_Data shown_

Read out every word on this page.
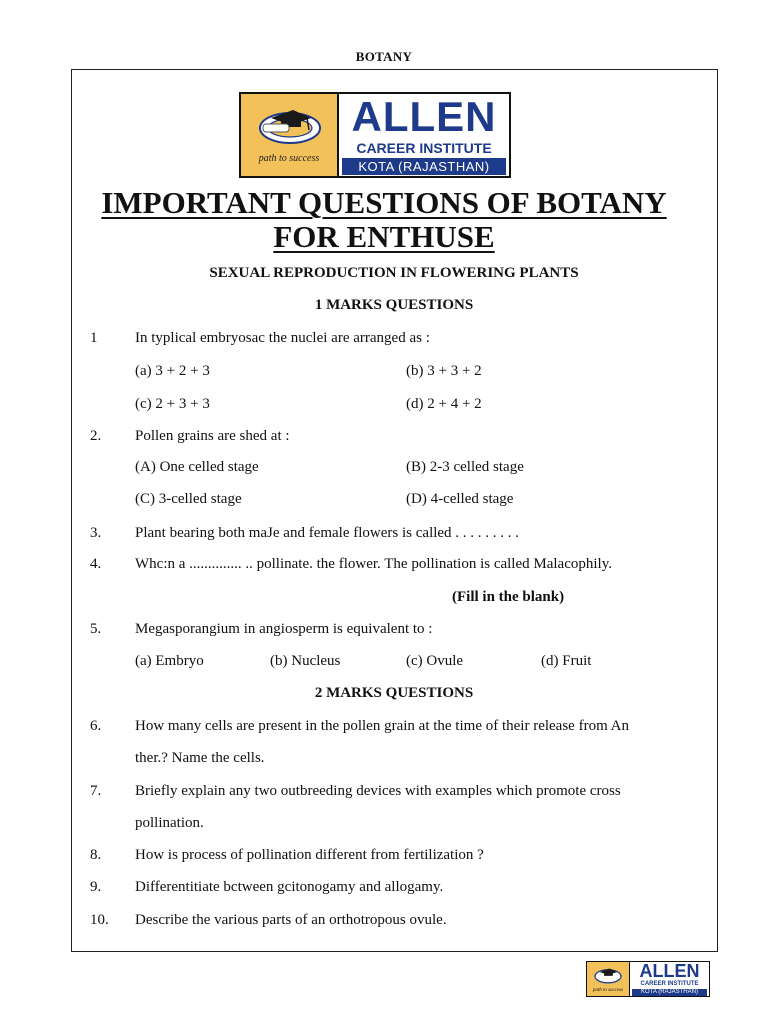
BOTANY
path to success
ALLEN
CAREER INSTITUTE
KOTA (RAJASTHAN)
IMPORTANT QUESTIONS OF BOTANY
FOR ENTHUSE
SEXUAL REPRODUCTION IN FLOWERING PLANTS
1 MARKS QUESTIONS
1	In typlical embryosac the nuclei are arranged as :
(a) 3 + 2 + 3	(b) 3 + 3 + 2
(c) 2 + 3 + 3	(d) 2 + 4 + 2
2. Pollen grains are shed at :
(A) One celled stage	(B) 2-3 celled stage
(C) 3-celled stage	(D) 4-celled stage
3. Plant bearing both maJe and female flowers is called . . . . . . . . .
4. Whc:n a .............. .. pollinate. the flower. The pollination is called Malacophily.
(Fill in the blank)
5. Megasporangium in angiosperm is equivalent to :
(a) Embryo	(b) Nucleus	(c) Ovule	(d) Fruit
2 MARKS QUESTIONS
6. How many cells are present in the pollen grain at the time of their release from An
ther.? Name the cells.
7. Briefly explain any two outbreeding devices with examples which promote cross
pollination.
8. How is process of pollination different from fertilization ?
9. Differentitiate bctween gcitonogamy and allogamy.
10. Describe the various parts of an orthotropous ovule.
path to success
ALLEN
CAREER INSTITUTE
KOTA (RAJASTHAN)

_Exercise requirements_
Copy all entries exactly; skip pictures.

_Answer to this exercise_
Read out every word on this page.
BOTANY
path to success
ALLEN
CAREER INSTITUTE
KOTA (RAJASTHAN)
IMPORTANT QUESTIONS OF BOTANY
FOR ENTHUSE
SEXUAL REPRODUCTION IN FLOWERING PLANTS
1 MARKS QUESTIONS
1	In typlical embryosac the nuclei are arranged as :
(a) 3 + 2 + 3	(b) 3 + 3 + 2
(c) 2 + 3 + 3	(d) 2 + 4 + 2
2. Pollen grains are shed at :
(A) One celled stage	(B) 2-3 celled stage
(C) 3-celled stage	(D) 4-celled stage
3. Plant bearing both maJe and female flowers is called . . . . . . . . .
4. Whc:n a .............. .. pollinate. the flower. The pollination is called Malacophily.
(Fill in the blank)
5. Megasporangium in angiosperm is equivalent to :
(a) Embryo	(b) Nucleus	(c) Ovule	(d) Fruit
2 MARKS QUESTIONS
6. How many cells are present in the pollen grain at the time of their release from An
ther.? Name the cells.
7. Briefly explain any two outbreeding devices with examples which promote cross
pollination.
8. How is process of pollination different from fertilization ?
9. Differentitiate bctween gcitonogamy and allogamy.
10. Describe the various parts of an orthotropous ovule.
path to success
ALLEN
CAREER INSTITUTE
KOTA (RAJASTHAN)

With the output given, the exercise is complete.